CHALLENGE ▸
For the data that follows, report how many lines contain the word "apparaître", and nothing else.

SOURCE DATA ▸
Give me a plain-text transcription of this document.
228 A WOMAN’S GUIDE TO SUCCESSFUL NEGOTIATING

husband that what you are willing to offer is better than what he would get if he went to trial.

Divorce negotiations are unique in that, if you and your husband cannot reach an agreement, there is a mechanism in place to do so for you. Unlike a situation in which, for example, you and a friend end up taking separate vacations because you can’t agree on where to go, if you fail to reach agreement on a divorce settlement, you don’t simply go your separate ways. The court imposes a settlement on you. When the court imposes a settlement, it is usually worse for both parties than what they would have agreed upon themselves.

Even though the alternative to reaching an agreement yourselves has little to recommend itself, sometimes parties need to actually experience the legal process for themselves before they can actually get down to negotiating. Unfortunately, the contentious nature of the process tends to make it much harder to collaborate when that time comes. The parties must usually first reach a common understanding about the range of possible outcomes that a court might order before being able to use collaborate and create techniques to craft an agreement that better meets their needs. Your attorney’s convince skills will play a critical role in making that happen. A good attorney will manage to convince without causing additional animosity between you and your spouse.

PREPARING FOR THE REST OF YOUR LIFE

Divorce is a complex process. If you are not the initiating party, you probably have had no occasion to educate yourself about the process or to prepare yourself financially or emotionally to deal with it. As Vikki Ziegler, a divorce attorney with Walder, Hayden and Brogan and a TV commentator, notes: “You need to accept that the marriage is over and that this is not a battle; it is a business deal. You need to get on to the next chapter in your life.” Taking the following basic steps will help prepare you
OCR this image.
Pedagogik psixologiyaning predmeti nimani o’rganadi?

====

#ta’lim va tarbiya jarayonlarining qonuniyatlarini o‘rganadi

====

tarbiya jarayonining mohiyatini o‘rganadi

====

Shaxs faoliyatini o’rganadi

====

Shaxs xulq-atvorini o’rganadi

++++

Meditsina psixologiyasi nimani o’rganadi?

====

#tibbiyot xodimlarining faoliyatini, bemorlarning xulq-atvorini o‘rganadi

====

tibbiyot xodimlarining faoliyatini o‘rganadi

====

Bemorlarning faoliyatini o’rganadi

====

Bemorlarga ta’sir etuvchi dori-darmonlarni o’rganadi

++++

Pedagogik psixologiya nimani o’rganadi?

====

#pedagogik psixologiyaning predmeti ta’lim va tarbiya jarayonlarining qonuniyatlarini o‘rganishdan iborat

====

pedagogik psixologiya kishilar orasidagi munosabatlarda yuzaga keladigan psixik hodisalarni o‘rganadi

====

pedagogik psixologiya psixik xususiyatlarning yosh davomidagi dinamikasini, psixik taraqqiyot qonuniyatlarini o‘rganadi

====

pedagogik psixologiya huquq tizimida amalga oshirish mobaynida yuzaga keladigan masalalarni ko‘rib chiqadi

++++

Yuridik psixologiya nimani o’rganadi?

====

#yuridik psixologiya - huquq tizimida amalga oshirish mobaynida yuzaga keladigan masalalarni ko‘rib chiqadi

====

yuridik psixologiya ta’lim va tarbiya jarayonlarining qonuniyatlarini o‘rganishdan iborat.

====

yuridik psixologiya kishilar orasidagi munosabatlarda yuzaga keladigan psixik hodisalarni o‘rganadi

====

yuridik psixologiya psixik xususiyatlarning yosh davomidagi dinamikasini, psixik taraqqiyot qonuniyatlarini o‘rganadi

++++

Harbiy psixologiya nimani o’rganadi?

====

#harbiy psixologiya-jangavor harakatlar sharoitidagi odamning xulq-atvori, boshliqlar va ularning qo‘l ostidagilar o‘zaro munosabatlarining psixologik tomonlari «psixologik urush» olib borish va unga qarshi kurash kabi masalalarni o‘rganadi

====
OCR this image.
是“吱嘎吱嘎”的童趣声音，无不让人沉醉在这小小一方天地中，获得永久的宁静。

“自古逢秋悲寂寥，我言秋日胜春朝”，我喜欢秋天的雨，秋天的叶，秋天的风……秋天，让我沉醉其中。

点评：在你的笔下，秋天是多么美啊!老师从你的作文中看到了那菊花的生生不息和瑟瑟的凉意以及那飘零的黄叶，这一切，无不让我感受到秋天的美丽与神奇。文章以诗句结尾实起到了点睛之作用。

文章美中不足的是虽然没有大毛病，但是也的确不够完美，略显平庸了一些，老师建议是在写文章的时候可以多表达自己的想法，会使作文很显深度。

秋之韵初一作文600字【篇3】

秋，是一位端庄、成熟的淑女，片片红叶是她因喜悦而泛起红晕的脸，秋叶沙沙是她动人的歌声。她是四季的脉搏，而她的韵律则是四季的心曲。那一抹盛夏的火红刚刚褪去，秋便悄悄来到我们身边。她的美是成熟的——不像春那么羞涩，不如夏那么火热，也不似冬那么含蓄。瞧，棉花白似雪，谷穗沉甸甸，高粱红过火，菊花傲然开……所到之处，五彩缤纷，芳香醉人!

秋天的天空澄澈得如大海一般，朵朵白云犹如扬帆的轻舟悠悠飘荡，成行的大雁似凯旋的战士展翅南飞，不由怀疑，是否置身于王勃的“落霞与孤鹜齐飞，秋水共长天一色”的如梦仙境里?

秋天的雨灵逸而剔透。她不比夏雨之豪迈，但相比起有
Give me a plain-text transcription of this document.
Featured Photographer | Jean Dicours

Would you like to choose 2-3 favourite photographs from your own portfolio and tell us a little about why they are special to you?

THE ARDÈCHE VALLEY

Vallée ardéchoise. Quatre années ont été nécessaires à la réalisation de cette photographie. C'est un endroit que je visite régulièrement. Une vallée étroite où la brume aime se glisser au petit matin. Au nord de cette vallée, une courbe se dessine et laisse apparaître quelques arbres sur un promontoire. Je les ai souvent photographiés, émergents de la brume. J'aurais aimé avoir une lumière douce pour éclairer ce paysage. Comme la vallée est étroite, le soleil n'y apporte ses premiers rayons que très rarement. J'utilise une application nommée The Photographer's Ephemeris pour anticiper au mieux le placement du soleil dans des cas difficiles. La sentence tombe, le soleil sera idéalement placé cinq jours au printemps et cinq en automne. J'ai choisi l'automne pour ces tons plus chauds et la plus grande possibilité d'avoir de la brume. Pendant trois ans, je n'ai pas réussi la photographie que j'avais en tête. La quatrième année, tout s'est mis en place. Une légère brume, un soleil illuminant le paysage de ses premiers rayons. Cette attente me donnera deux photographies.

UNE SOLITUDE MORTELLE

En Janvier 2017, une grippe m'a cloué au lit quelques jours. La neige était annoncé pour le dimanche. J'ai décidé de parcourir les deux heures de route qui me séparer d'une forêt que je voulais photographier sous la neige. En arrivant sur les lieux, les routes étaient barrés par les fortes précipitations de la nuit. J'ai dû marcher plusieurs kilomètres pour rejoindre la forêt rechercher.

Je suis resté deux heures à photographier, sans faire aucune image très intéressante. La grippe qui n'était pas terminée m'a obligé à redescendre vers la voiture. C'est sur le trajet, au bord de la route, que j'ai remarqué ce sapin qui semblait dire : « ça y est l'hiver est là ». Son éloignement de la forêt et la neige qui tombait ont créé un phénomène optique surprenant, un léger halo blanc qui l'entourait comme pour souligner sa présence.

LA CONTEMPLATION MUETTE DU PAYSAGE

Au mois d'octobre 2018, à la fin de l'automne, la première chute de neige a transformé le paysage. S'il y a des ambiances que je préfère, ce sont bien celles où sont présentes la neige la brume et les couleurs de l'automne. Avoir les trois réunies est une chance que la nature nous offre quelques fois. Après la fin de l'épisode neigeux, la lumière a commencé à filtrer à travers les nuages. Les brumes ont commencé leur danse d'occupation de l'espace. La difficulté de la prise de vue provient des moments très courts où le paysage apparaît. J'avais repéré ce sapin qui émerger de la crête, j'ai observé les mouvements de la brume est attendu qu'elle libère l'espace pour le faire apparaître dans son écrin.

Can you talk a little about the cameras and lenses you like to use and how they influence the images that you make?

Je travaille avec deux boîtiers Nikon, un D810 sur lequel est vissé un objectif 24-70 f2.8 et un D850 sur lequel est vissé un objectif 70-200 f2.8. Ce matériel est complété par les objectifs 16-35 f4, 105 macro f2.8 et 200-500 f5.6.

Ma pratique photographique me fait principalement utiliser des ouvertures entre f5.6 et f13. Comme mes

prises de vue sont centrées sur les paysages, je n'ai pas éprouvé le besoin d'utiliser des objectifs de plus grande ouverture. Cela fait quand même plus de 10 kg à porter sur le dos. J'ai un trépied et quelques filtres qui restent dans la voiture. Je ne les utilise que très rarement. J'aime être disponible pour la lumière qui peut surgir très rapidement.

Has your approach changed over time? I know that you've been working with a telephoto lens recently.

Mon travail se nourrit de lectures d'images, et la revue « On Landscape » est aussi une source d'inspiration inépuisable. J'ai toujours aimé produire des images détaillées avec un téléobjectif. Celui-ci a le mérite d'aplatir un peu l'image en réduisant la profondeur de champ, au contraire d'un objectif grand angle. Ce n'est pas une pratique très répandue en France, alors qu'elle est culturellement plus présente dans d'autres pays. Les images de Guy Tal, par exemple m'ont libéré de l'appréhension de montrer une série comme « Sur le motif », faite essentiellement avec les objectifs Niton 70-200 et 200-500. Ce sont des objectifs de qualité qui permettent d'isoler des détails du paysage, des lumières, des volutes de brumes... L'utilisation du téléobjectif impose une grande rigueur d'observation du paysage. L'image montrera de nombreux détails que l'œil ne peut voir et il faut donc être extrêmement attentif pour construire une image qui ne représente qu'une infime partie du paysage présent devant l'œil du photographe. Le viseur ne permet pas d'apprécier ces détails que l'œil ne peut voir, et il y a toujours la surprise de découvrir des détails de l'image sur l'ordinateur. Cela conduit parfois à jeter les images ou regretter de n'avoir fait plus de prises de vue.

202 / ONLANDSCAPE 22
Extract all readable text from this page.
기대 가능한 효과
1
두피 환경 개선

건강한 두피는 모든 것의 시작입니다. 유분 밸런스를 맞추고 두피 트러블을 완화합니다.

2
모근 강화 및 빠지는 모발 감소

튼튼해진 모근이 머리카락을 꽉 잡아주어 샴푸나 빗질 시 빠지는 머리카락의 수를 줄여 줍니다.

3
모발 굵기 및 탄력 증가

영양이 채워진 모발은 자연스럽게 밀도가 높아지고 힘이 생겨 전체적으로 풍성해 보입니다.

EXERCISE OUTPUT ▸
2